(Stored data)
>> Start
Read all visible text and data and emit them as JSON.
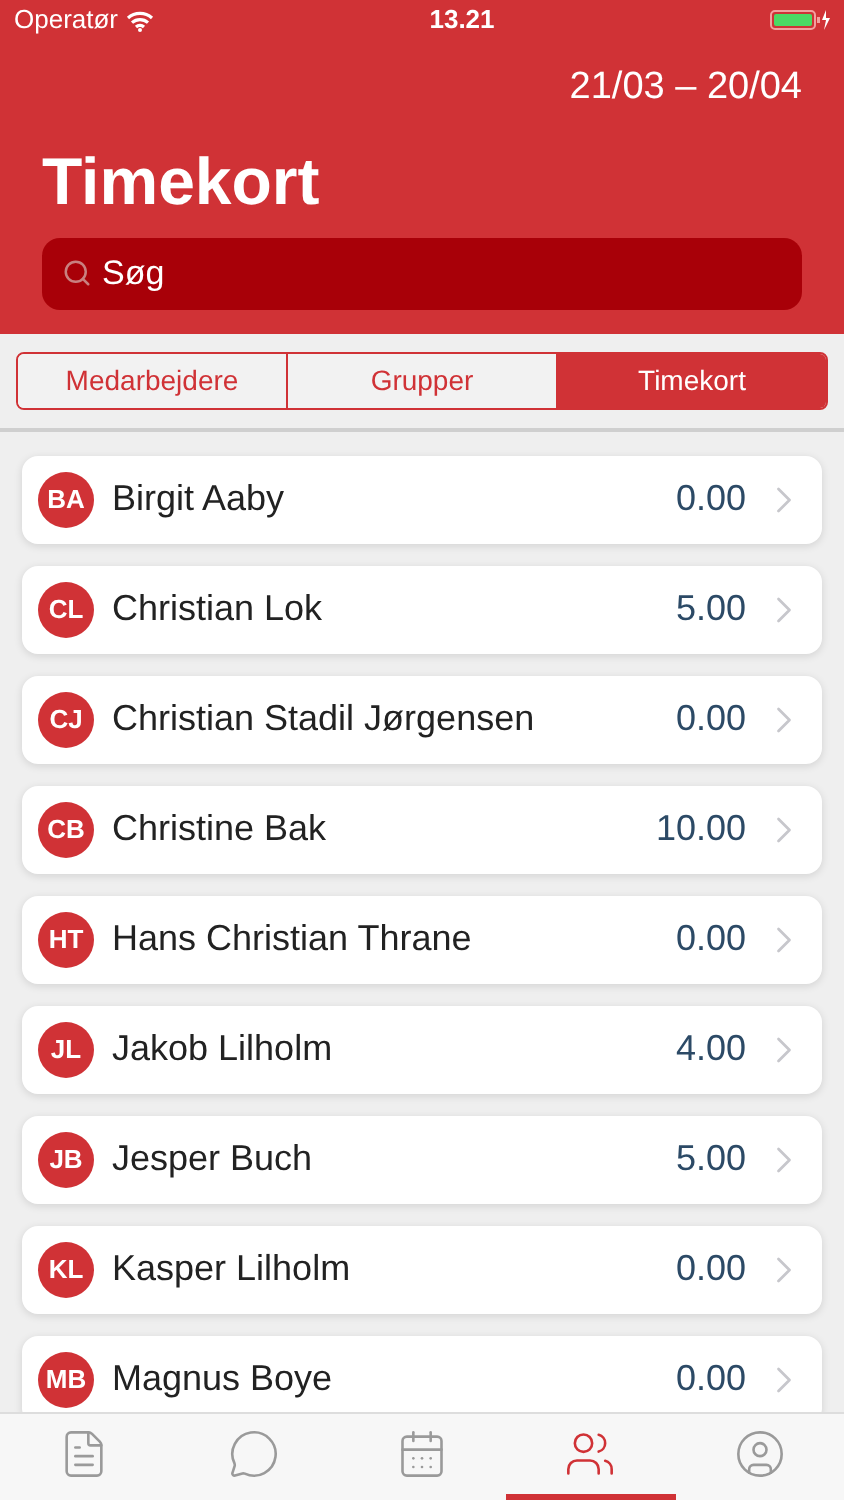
{
  "status_bar": {
    "carrier": "Operatør",
    "time": "13.21"
  },
  "header": {
    "period": "21/03 – 20/04",
    "title": "Timekort",
    "search": {
      "placeholder": "Søg"
    }
  },
  "segments": [
    {
      "label": "Medarbejdere",
      "selected": false
    },
    {
      "label": "Grupper",
      "selected": false
    },
    {
      "label": "Timekort",
      "selected": true
    }
  ],
  "employees": [
    {
      "initials": "BA",
      "name": "Birgit Aaby",
      "hours": "0.00"
    },
    {
      "initials": "CL",
      "name": "Christian Lok",
      "hours": "5.00"
    },
    {
      "initials": "CJ",
      "name": "Christian Stadil Jørgensen",
      "hours": "0.00"
    },
    {
      "initials": "CB",
      "name": "Christine Bak",
      "hours": "10.00"
    },
    {
      "initials": "HT",
      "name": "Hans Christian Thrane",
      "hours": "0.00"
    },
    {
      "initials": "JL",
      "name": "Jakob Lilholm",
      "hours": "4.00"
    },
    {
      "initials": "JB",
      "name": "Jesper Buch",
      "hours": "5.00"
    },
    {
      "initials": "KL",
      "name": "Kasper Lilholm",
      "hours": "0.00"
    },
    {
      "initials": "MB",
      "name": "Magnus Boye",
      "hours": "0.00"
    }
  ],
  "tab_bar": [
    {
      "kind": "document",
      "selected": false
    },
    {
      "kind": "chat",
      "selected": false
    },
    {
      "kind": "calendar",
      "selected": false
    },
    {
      "kind": "people",
      "selected": true
    },
    {
      "kind": "profile",
      "selected": false
    }
  ]
}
>> End
* THE TASK *
Which lines above contain "initials"? Show each of them.

* ANSWER TO THIS TASK *
      "initials": "BA",
      "initials": "CL",
      "initials": "CJ",
      "initials": "CB",
      "initials": "HT",
      "initials": "JL",
      "initials": "JB",
      "initials": "KL",
      "initials": "MB",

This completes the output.